[Collected data]
------

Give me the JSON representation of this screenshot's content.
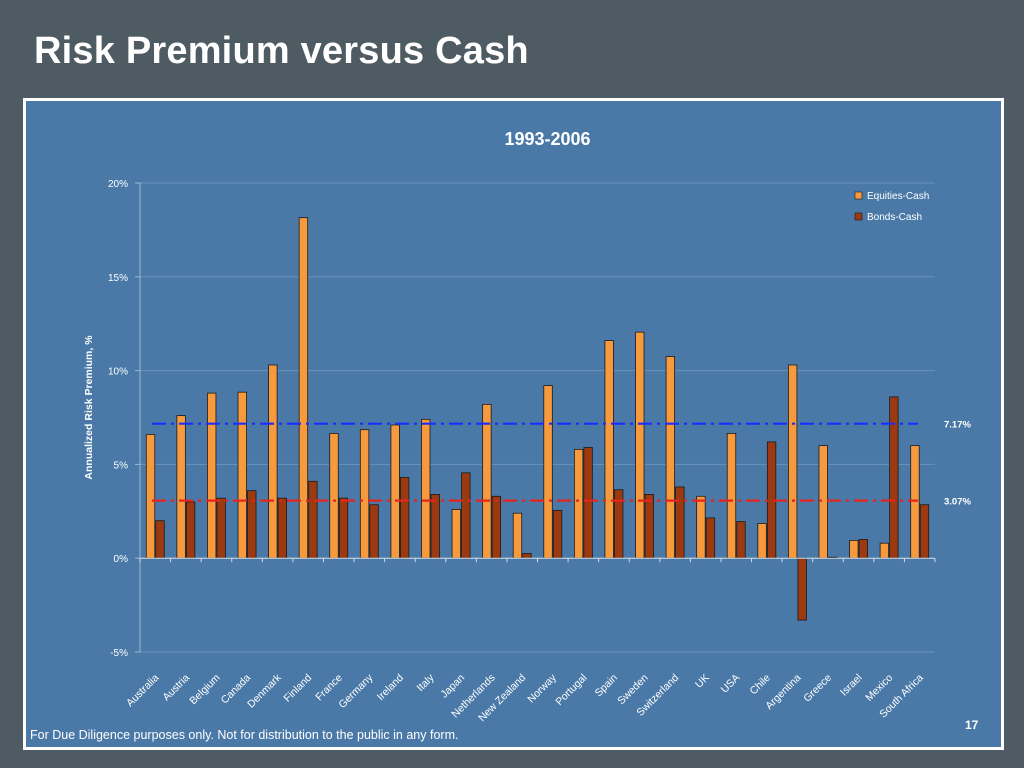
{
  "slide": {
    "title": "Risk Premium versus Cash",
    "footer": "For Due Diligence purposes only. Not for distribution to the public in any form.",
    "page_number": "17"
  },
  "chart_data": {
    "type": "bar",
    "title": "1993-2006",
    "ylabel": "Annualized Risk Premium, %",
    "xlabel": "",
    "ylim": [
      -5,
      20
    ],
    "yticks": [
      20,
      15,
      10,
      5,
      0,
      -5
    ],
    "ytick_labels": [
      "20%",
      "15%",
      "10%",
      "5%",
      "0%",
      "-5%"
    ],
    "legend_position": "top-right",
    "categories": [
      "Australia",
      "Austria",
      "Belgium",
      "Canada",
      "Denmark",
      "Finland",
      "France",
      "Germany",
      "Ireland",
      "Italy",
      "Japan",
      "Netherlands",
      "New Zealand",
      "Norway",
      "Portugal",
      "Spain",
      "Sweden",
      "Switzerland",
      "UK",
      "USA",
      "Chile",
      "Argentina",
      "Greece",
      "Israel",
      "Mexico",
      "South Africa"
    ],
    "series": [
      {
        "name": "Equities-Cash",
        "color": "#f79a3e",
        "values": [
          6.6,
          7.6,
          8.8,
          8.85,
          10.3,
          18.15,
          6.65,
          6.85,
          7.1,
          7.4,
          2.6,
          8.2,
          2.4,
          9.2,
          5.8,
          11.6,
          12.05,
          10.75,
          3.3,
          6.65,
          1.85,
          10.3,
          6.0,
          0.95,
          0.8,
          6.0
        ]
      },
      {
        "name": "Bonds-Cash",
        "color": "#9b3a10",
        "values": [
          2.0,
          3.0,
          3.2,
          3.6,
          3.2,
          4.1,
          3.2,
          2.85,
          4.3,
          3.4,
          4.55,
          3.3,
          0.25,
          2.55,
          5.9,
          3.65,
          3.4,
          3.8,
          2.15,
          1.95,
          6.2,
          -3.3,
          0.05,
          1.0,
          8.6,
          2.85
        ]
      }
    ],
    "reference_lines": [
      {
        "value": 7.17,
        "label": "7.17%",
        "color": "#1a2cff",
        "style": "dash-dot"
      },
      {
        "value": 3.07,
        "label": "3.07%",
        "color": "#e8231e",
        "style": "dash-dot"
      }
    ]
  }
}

------

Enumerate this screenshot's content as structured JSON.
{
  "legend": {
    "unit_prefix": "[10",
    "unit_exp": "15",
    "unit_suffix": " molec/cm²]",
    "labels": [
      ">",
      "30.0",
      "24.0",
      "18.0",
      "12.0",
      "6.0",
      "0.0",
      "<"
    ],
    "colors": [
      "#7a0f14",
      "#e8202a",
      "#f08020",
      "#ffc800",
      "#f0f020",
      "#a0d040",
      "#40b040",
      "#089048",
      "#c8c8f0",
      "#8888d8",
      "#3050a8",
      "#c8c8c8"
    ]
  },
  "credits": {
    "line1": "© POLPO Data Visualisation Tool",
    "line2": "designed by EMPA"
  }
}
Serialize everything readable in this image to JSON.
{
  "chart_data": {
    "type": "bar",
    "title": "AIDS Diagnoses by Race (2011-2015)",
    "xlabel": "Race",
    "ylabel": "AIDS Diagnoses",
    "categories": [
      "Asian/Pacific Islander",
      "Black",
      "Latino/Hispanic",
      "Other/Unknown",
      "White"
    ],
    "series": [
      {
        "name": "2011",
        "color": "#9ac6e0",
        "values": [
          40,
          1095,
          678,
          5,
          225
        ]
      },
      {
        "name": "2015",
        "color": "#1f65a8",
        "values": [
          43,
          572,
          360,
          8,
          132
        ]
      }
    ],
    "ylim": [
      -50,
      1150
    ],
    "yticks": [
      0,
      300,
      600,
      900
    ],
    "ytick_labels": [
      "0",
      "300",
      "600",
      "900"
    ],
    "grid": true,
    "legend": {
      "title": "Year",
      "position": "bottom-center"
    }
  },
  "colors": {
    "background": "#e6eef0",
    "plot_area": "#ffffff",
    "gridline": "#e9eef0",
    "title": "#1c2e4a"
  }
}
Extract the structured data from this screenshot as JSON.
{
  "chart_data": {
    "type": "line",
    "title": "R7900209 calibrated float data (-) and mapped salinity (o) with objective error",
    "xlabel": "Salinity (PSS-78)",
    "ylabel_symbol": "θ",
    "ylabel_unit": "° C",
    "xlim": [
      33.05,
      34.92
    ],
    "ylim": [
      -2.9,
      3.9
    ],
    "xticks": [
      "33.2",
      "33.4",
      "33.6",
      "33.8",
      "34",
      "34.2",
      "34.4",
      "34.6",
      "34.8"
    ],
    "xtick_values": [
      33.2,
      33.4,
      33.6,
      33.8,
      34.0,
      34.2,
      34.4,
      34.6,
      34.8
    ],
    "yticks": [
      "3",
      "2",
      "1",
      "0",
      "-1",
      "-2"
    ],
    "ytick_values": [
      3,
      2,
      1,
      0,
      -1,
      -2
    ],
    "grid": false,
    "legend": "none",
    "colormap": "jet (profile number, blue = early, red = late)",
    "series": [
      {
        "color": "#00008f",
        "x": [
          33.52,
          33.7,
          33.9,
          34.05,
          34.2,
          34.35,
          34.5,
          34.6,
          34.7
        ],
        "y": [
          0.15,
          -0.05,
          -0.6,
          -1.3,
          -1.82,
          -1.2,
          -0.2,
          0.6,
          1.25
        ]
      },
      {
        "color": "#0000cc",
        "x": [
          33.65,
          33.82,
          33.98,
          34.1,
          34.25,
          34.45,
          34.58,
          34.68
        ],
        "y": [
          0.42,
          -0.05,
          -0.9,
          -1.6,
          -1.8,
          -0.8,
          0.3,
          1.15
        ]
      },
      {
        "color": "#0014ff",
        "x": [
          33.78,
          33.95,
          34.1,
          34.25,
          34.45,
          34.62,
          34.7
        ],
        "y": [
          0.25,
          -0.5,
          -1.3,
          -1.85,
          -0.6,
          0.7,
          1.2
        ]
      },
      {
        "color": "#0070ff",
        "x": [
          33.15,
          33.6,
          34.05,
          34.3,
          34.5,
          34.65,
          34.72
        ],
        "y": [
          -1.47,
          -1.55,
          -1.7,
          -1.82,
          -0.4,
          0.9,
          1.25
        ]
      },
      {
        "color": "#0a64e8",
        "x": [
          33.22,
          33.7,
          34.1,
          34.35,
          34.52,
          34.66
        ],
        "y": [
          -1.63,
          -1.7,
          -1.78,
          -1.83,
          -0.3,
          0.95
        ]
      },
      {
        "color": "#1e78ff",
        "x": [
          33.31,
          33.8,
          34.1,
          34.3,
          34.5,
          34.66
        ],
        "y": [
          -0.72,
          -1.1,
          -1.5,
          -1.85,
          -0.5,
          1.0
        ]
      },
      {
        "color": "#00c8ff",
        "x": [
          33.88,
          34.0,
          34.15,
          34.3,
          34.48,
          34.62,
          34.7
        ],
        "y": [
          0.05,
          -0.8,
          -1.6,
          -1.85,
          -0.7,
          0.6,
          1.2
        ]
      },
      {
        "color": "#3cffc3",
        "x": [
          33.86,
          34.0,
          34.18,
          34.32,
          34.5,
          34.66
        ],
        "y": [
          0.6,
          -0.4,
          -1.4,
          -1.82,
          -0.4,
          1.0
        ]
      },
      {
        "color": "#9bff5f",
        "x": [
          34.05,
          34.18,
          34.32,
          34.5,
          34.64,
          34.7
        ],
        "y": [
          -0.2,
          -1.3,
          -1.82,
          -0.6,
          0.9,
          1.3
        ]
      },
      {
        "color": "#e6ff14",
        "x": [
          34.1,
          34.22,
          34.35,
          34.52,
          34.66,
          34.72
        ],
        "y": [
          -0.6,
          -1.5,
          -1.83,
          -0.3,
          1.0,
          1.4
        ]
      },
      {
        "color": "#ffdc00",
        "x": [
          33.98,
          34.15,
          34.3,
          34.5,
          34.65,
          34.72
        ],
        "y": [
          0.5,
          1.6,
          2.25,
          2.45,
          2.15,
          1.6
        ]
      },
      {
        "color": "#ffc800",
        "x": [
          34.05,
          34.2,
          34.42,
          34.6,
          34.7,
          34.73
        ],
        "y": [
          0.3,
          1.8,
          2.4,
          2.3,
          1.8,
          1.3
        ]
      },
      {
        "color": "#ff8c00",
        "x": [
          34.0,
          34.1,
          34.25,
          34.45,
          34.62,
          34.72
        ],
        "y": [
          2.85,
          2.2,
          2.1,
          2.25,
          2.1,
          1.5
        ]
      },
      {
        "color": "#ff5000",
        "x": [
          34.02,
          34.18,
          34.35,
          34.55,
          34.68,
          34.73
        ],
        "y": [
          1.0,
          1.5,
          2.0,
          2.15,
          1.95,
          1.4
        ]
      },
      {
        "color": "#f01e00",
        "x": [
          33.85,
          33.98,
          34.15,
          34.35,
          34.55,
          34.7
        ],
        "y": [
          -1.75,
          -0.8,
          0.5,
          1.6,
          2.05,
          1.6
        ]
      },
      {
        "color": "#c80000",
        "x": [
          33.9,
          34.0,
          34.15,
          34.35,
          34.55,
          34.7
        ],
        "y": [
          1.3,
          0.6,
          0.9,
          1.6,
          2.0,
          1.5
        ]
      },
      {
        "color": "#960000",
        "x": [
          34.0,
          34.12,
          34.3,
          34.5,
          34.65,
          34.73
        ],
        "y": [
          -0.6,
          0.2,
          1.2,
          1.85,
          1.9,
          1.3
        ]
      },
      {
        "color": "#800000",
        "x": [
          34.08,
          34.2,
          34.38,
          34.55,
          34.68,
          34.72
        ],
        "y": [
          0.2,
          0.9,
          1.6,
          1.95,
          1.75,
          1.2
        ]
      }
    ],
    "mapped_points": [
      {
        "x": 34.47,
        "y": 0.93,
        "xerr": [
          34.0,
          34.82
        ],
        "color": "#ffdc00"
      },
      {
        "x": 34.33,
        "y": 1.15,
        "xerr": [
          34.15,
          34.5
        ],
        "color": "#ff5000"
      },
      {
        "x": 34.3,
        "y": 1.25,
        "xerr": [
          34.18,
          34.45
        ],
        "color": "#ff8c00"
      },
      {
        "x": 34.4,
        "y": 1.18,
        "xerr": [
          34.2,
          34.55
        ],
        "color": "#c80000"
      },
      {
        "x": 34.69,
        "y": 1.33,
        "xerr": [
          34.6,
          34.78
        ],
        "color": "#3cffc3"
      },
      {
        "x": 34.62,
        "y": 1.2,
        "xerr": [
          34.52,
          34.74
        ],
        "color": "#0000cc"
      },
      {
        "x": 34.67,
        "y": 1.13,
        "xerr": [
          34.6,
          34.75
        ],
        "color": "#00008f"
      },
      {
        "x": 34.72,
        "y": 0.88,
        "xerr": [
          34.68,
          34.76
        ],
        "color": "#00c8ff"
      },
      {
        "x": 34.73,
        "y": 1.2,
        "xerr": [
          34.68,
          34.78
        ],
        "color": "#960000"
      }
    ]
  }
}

------

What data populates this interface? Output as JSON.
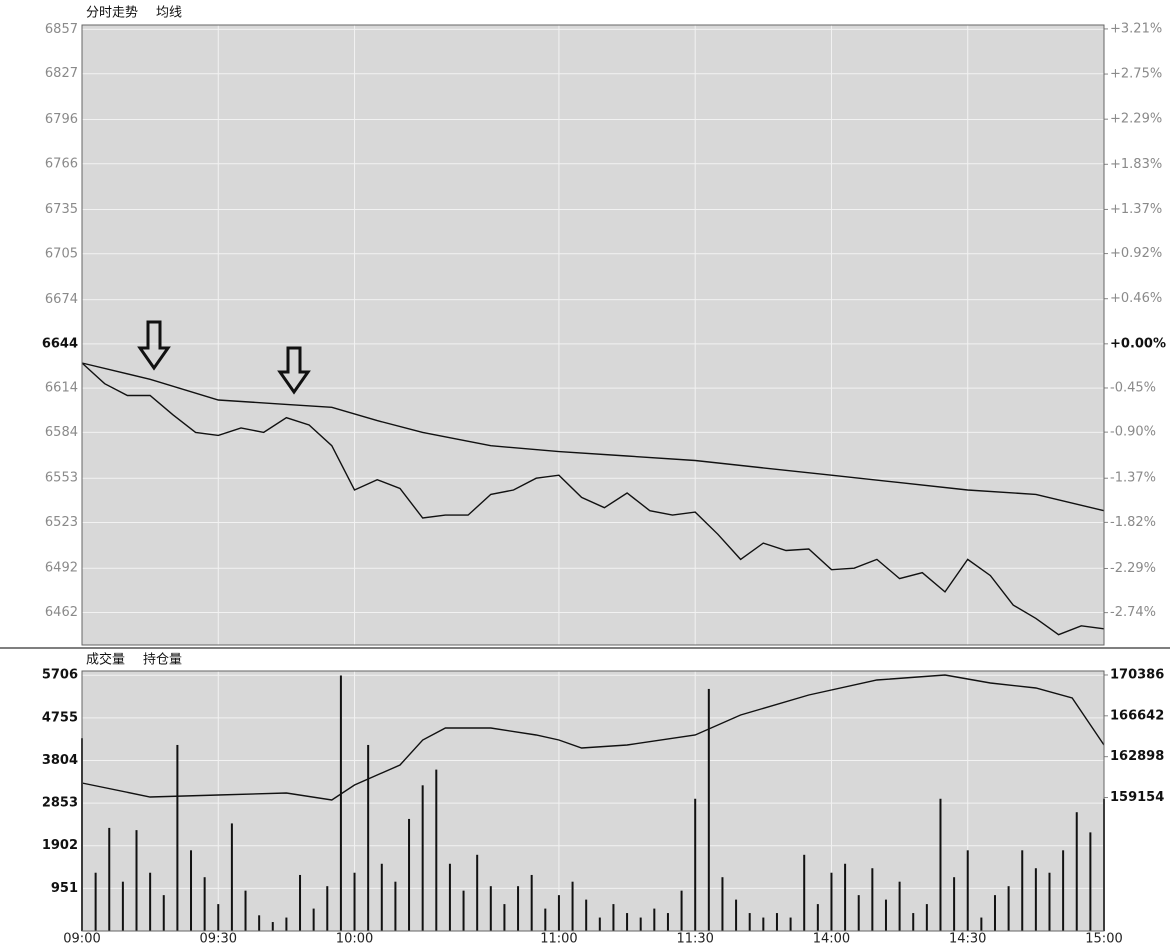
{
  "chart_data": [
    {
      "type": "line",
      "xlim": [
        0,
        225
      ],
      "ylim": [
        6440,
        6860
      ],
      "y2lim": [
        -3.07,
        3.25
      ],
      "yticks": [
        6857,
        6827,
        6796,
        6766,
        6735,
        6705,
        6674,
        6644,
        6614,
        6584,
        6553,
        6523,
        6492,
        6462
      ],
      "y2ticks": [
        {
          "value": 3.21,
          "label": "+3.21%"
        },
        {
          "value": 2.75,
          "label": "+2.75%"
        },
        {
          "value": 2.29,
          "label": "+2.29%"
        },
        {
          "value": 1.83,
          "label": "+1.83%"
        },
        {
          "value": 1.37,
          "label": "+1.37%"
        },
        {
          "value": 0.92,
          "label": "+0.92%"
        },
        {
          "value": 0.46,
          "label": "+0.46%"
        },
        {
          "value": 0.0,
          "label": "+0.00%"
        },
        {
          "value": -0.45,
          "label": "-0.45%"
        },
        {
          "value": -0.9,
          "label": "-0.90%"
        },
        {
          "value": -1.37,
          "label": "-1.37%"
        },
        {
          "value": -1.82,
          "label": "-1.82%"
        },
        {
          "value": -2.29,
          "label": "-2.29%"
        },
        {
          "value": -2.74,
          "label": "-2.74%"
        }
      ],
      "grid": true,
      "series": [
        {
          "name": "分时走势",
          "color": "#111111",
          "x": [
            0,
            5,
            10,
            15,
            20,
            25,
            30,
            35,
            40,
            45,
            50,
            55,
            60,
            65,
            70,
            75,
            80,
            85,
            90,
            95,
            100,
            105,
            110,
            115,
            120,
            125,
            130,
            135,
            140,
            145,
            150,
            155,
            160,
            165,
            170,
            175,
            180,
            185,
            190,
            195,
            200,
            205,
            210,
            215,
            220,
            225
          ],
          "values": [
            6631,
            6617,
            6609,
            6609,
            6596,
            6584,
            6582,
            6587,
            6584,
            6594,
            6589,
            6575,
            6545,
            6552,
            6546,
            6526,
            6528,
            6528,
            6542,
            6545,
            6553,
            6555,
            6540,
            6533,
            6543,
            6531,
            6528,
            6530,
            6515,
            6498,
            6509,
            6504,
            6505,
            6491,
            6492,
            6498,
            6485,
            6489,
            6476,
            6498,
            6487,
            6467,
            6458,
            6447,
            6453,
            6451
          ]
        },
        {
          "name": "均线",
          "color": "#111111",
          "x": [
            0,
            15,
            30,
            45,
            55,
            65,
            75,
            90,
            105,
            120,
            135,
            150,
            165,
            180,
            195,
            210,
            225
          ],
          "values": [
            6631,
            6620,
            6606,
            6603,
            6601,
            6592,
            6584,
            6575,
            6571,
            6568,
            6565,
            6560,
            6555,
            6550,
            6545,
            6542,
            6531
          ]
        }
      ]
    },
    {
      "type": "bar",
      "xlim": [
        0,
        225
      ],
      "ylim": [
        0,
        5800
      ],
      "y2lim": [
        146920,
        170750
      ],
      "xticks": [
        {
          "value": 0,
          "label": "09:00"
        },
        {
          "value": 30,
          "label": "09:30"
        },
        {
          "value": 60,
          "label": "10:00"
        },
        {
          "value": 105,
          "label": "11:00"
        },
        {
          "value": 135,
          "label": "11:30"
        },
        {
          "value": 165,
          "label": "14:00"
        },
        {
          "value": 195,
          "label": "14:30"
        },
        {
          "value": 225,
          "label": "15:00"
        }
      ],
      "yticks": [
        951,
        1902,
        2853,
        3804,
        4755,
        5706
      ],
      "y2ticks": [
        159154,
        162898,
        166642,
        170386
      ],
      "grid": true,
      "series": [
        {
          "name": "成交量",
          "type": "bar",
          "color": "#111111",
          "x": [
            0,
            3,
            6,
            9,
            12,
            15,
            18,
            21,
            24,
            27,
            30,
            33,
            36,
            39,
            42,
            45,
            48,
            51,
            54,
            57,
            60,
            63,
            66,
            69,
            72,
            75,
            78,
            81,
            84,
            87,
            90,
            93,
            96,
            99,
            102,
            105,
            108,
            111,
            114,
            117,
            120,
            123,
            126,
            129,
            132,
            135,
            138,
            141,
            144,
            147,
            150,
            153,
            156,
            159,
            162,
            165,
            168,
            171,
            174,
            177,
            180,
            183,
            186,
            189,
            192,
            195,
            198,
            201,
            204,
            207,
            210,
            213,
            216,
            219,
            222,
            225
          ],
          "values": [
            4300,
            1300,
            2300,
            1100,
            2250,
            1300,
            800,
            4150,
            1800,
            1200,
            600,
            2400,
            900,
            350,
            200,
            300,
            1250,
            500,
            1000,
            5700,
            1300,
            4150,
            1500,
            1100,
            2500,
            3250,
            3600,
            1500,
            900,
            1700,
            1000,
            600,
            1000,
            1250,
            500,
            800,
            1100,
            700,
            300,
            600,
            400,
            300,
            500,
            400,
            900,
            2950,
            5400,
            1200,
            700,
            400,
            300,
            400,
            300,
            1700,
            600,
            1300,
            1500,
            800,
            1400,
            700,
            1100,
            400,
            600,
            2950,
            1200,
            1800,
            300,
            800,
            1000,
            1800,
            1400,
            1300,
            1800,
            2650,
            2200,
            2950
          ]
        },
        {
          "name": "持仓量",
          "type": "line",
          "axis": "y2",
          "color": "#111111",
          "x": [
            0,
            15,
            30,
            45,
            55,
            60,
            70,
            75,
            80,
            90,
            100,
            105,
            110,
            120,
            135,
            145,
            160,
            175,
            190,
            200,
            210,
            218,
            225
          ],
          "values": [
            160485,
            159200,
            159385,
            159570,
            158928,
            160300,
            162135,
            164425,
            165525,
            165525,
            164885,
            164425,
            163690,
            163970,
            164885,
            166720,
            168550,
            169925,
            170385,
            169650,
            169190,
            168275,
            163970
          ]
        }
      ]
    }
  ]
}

------

→ **DIRECTIONS FOR THIS TASK**
In the entries above, find each line with the string "content" and copy it.

→ **RESPONSE TO THE TASK**
Give me the JSON representation of this screenshot's content.
Enumerate this screenshot's content as structured JSON.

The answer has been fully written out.